GOAL OF THE EXERCISE
Lines in the entries below where the word "Weight" shows up should each be copied.

*** GIVEN DATA ***

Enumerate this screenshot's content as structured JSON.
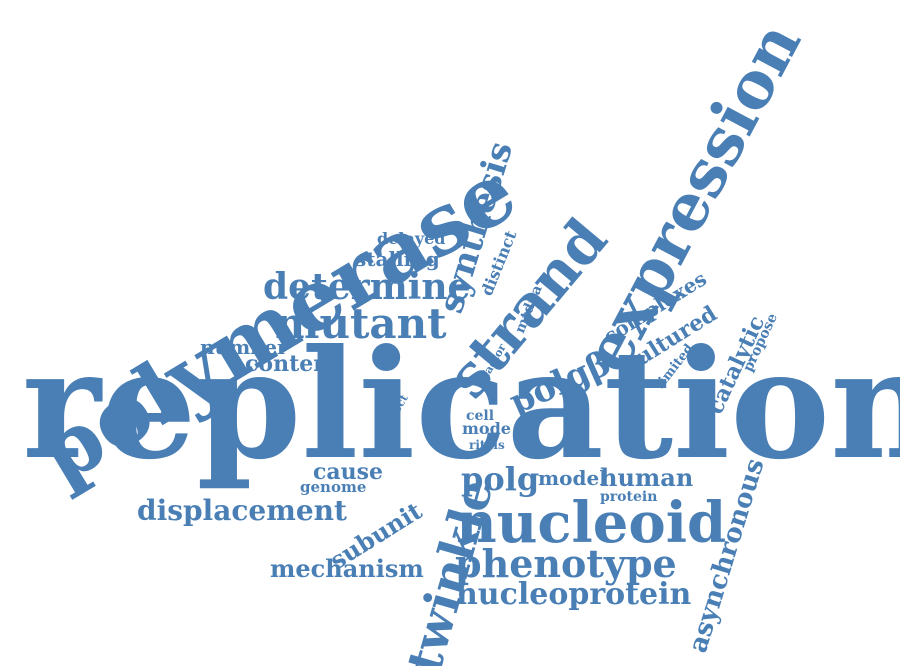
{
  "word_cloud": {
    "color": "#4a7fb5",
    "words": [
      "replication",
      "polymerase",
      "expression",
      "strand",
      "nucleoid",
      "twinkle",
      "mutant",
      "determine",
      "synthesis",
      "phenotype",
      "nucleoprotein",
      "displacement",
      "mechanism",
      "polgβ",
      "polg",
      "human",
      "asynchronous",
      "catalytic",
      "cultured",
      "complexes",
      "stalling",
      "delayed",
      "number",
      "content",
      "subunit",
      "cause",
      "genome",
      "model",
      "protein",
      "distinct",
      "mtdna",
      "factor",
      "limited",
      "propose",
      "effect",
      "short",
      "cell",
      "mode",
      "ritols"
    ]
  }
}
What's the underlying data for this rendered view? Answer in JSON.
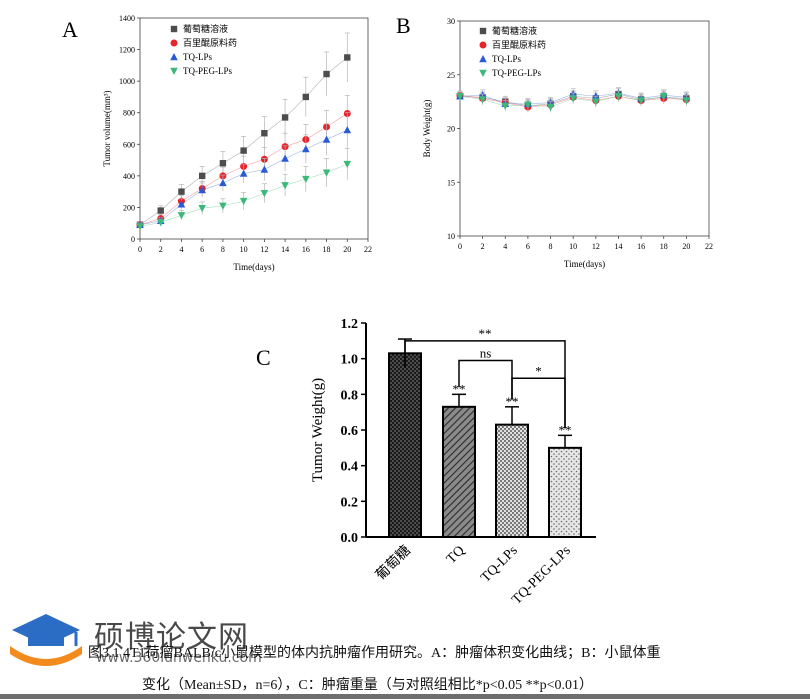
{
  "panels": {
    "a_label": "A",
    "b_label": "B",
    "c_label": "C"
  },
  "legend_items": [
    "葡萄糖溶液",
    "百里醌原料药",
    "TQ-LPs",
    "TQ-PEG-LPs"
  ],
  "colors": {
    "glucose": "#4d4d4d",
    "tq": "#e8232a",
    "tq_lps": "#2a5bd7",
    "tq_peg_lps": "#3cb878"
  },
  "caption": {
    "line1": "图3.1 4T1荷瘤BALB/c小鼠模型的体内抗肿瘤作用研究。A：肿瘤体积变化曲线；B：小鼠体重",
    "line2": "变化（Mean±SD，n=6），C：肿瘤重量（与对照组相比*p<0.05 **p<0.01）"
  },
  "watermark": {
    "brand": "硕博论文网",
    "site": "www.360lunwenku.com"
  },
  "chart_data": [
    {
      "id": "A",
      "type": "line",
      "xlabel": "Time(days)",
      "ylabel": "Tumor volume(mm³)",
      "xlim": [
        0,
        22
      ],
      "ylim": [
        0,
        1400
      ],
      "xticks": [
        0,
        2,
        4,
        6,
        8,
        10,
        12,
        14,
        16,
        18,
        20,
        22
      ],
      "yticks": [
        0,
        200,
        400,
        600,
        800,
        1000,
        1200,
        1400
      ],
      "x": [
        0,
        2,
        4,
        6,
        8,
        10,
        12,
        14,
        16,
        18,
        20
      ],
      "legend_position": "top-left",
      "series": [
        {
          "name": "葡萄糖溶液",
          "marker": "square",
          "color_key": "glucose",
          "values": [
            90,
            180,
            300,
            400,
            480,
            560,
            670,
            770,
            900,
            1045,
            1150
          ],
          "err": [
            20,
            30,
            45,
            60,
            75,
            90,
            105,
            115,
            125,
            140,
            155
          ]
        },
        {
          "name": "百里醌原料药",
          "marker": "circle",
          "color_key": "tq",
          "values": [
            90,
            130,
            240,
            320,
            400,
            460,
            505,
            585,
            630,
            710,
            795
          ],
          "err": [
            15,
            25,
            35,
            45,
            55,
            65,
            75,
            85,
            95,
            105,
            115
          ]
        },
        {
          "name": "TQ-LPs",
          "marker": "triangle-up",
          "color_key": "tq_lps",
          "values": [
            90,
            115,
            220,
            310,
            355,
            415,
            440,
            510,
            570,
            630,
            690
          ],
          "err": [
            15,
            20,
            35,
            45,
            50,
            60,
            70,
            80,
            90,
            100,
            110
          ]
        },
        {
          "name": "TQ-PEG-LPs",
          "marker": "triangle-down",
          "color_key": "tq_peg_lps",
          "values": [
            80,
            105,
            150,
            195,
            210,
            240,
            290,
            340,
            380,
            420,
            475
          ],
          "err": [
            15,
            20,
            30,
            40,
            45,
            55,
            60,
            70,
            80,
            90,
            100
          ]
        }
      ]
    },
    {
      "id": "B",
      "type": "line",
      "xlabel": "Time(days)",
      "ylabel": "Body Weight(g)",
      "xlim": [
        0,
        22
      ],
      "ylim": [
        10,
        30
      ],
      "xticks": [
        0,
        2,
        4,
        6,
        8,
        10,
        12,
        14,
        16,
        18,
        20,
        22
      ],
      "yticks": [
        10,
        15,
        20,
        25,
        30
      ],
      "x": [
        0,
        2,
        4,
        6,
        8,
        10,
        12,
        14,
        16,
        18,
        20
      ],
      "legend_position": "top-left",
      "series": [
        {
          "name": "葡萄糖溶液",
          "marker": "square",
          "color_key": "glucose",
          "values": [
            23.0,
            22.9,
            22.5,
            22.1,
            22.3,
            23.0,
            22.8,
            23.2,
            22.7,
            22.9,
            22.8
          ],
          "err": [
            0.4,
            0.5,
            0.5,
            0.5,
            0.5,
            0.5,
            0.5,
            0.5,
            0.5,
            0.5,
            0.5
          ]
        },
        {
          "name": "百里醌原料药",
          "marker": "circle",
          "color_key": "tq",
          "values": [
            23.1,
            22.8,
            22.4,
            22.0,
            22.2,
            22.9,
            22.6,
            23.0,
            22.6,
            22.8,
            22.7
          ],
          "err": [
            0.4,
            0.5,
            0.5,
            0.5,
            0.5,
            0.5,
            0.5,
            0.5,
            0.5,
            0.5,
            0.5
          ]
        },
        {
          "name": "TQ-LPs",
          "marker": "triangle-up",
          "color_key": "tq_lps",
          "values": [
            23.0,
            23.1,
            22.3,
            22.3,
            22.4,
            23.2,
            23.0,
            23.3,
            22.8,
            23.1,
            22.9
          ],
          "err": [
            0.4,
            0.5,
            0.5,
            0.5,
            0.5,
            0.5,
            0.5,
            0.5,
            0.5,
            0.5,
            0.5
          ]
        },
        {
          "name": "TQ-PEG-LPs",
          "marker": "triangle-down",
          "color_key": "tq_peg_lps",
          "values": [
            23.0,
            22.7,
            22.1,
            22.2,
            22.0,
            22.8,
            22.5,
            23.0,
            22.6,
            23.0,
            22.6
          ],
          "err": [
            0.4,
            0.5,
            0.5,
            0.5,
            0.5,
            0.5,
            0.5,
            0.5,
            0.5,
            0.5,
            0.5
          ]
        }
      ]
    },
    {
      "id": "C",
      "type": "bar",
      "xlabel": "",
      "ylabel": "Tumor Weight(g)",
      "ylim": [
        0.0,
        1.2
      ],
      "yticks": [
        "0.0",
        "0.2",
        "0.4",
        "0.6",
        "0.8",
        "1.0",
        "1.2"
      ],
      "categories": [
        "葡萄糖",
        "TQ",
        "TQ-LPs",
        "TQ-PEG-LPs"
      ],
      "values": [
        1.03,
        0.73,
        0.63,
        0.5
      ],
      "err": [
        0.08,
        0.07,
        0.1,
        0.07
      ],
      "patterns": [
        "dense-dots",
        "diagonal-hatch",
        "checker",
        "sparse-dots"
      ],
      "significance_marks": [
        "**",
        "**",
        "**"
      ],
      "brackets": [
        {
          "from": 0,
          "to": 3,
          "label": "**"
        },
        {
          "from": 1,
          "to": 2,
          "label": "ns"
        },
        {
          "from": 2,
          "to": 3,
          "label": "*"
        }
      ]
    }
  ]
}
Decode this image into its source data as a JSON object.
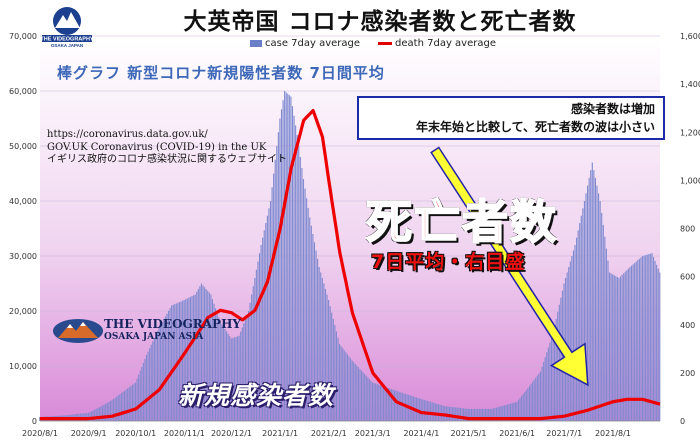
{
  "title": "大英帝国 コロナ感染者数と死亡者数",
  "logo": {
    "line1": "THE VIDEOGRAPHY",
    "line2": "OSAKA JAPAN ASIA",
    "small_top": "THE VIDEOGRAPHY",
    "small_bottom": "OSAKA JAPAN"
  },
  "subtitle": "棒グラフ 新型コロナ新規陽性者数 7日間平均",
  "source": [
    "https://coronavirus.data.gov.uk/",
    "GOV.UK  Coronavirus (COVID-19) in the UK",
    "イギリス政府のコロナ感染状況に関するウェブサイト"
  ],
  "note": [
    "感染者数は増加",
    "年末年始と比較して、死亡者数の波は小さい"
  ],
  "big_label": "死亡者数",
  "big_sub": "7日平均・右目盛",
  "bars_label": "新規感染者数",
  "colors": {
    "bar": "#7f8ad0",
    "line": "#ee0000",
    "bg_top": "#ffffff",
    "bg_bottom": "#d98ad8",
    "arrow": "#ffff33"
  },
  "chart_data": {
    "type": "bar",
    "title": "",
    "xlabel": "",
    "ylabel": "",
    "legend_position": "top",
    "y_left_lim": [
      0,
      70000
    ],
    "y_left_ticks": [
      "0",
      "10,000",
      "20,000",
      "30,000",
      "40,000",
      "50,000",
      "60,000",
      "70,000"
    ],
    "y_right_lim": [
      0,
      1600
    ],
    "y_right_ticks": [
      "0",
      "200",
      "400",
      "600",
      "800",
      "1,000",
      "1,200",
      "1,400",
      "1,600"
    ],
    "x_ticks": [
      "2020/8/1",
      "2020/9/1",
      "2020/10/1",
      "2020/11/1",
      "2020/12/1",
      "2021/1/1",
      "2021/2/1",
      "2021/3/1",
      "2021/4/1",
      "2021/5/1",
      "2021/6/1",
      "2021/7/1",
      "2021/8/1"
    ],
    "x_range": [
      "2020/8/1",
      "2021/8/31"
    ],
    "series": [
      {
        "name": "case 7day average",
        "axis": "left",
        "kind": "bar",
        "points": [
          [
            "2020/8/1",
            750
          ],
          [
            "2020/8/16",
            1000
          ],
          [
            "2020/9/1",
            1500
          ],
          [
            "2020/9/8",
            2500
          ],
          [
            "2020/9/16",
            3800
          ],
          [
            "2020/10/1",
            7000
          ],
          [
            "2020/10/8",
            12000
          ],
          [
            "2020/10/16",
            17000
          ],
          [
            "2020/10/24",
            21000
          ],
          [
            "2020/11/1",
            22000
          ],
          [
            "2020/11/8",
            23000
          ],
          [
            "2020/11/12",
            25000
          ],
          [
            "2020/11/18",
            23000
          ],
          [
            "2020/11/24",
            18000
          ],
          [
            "2020/12/1",
            15000
          ],
          [
            "2020/12/6",
            15500
          ],
          [
            "2020/12/12",
            20000
          ],
          [
            "2020/12/20",
            32000
          ],
          [
            "2020/12/26",
            40000
          ],
          [
            "2021/1/1",
            55000
          ],
          [
            "2021/1/4",
            60000
          ],
          [
            "2021/1/8",
            59000
          ],
          [
            "2021/1/12",
            52000
          ],
          [
            "2021/1/16",
            44000
          ],
          [
            "2021/1/20",
            37000
          ],
          [
            "2021/1/26",
            28000
          ],
          [
            "2021/2/1",
            22000
          ],
          [
            "2021/2/8",
            14000
          ],
          [
            "2021/2/16",
            11000
          ],
          [
            "2021/3/1",
            7000
          ],
          [
            "2021/3/16",
            5500
          ],
          [
            "2021/4/1",
            4000
          ],
          [
            "2021/4/16",
            2700
          ],
          [
            "2021/5/1",
            2200
          ],
          [
            "2021/5/16",
            2200
          ],
          [
            "2021/6/1",
            3500
          ],
          [
            "2021/6/8",
            6000
          ],
          [
            "2021/6/16",
            9000
          ],
          [
            "2021/6/24",
            16000
          ],
          [
            "2021/7/1",
            25000
          ],
          [
            "2021/7/8",
            32000
          ],
          [
            "2021/7/14",
            40000
          ],
          [
            "2021/7/19",
            47000
          ],
          [
            "2021/7/24",
            40000
          ],
          [
            "2021/7/30",
            27000
          ],
          [
            "2021/8/5",
            26000
          ],
          [
            "2021/8/12",
            28000
          ],
          [
            "2021/8/20",
            30000
          ],
          [
            "2021/8/26",
            30500
          ],
          [
            "2021/8/31",
            27000
          ]
        ]
      },
      {
        "name": "death 7day average",
        "axis": "right",
        "kind": "line",
        "points": [
          [
            "2020/8/1",
            10
          ],
          [
            "2020/9/1",
            10
          ],
          [
            "2020/9/16",
            20
          ],
          [
            "2020/10/1",
            50
          ],
          [
            "2020/10/16",
            130
          ],
          [
            "2020/11/1",
            280
          ],
          [
            "2020/11/16",
            430
          ],
          [
            "2020/11/24",
            460
          ],
          [
            "2020/12/1",
            450
          ],
          [
            "2020/12/8",
            420
          ],
          [
            "2020/12/16",
            460
          ],
          [
            "2020/12/24",
            580
          ],
          [
            "2021/1/1",
            800
          ],
          [
            "2021/1/8",
            1050
          ],
          [
            "2021/1/16",
            1250
          ],
          [
            "2021/1/22",
            1290
          ],
          [
            "2021/1/28",
            1180
          ],
          [
            "2021/2/1",
            1000
          ],
          [
            "2021/2/8",
            700
          ],
          [
            "2021/2/16",
            450
          ],
          [
            "2021/3/1",
            200
          ],
          [
            "2021/3/16",
            80
          ],
          [
            "2021/4/1",
            35
          ],
          [
            "2021/4/16",
            25
          ],
          [
            "2021/5/1",
            10
          ],
          [
            "2021/6/1",
            10
          ],
          [
            "2021/6/16",
            10
          ],
          [
            "2021/7/1",
            20
          ],
          [
            "2021/7/16",
            45
          ],
          [
            "2021/8/1",
            80
          ],
          [
            "2021/8/10",
            90
          ],
          [
            "2021/8/20",
            90
          ],
          [
            "2021/8/31",
            70
          ]
        ]
      }
    ]
  }
}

***

EXERCISE RESULT
      "ylabel": "Body Weight(g)",
      "ylabel": "Tumor Weight(g)",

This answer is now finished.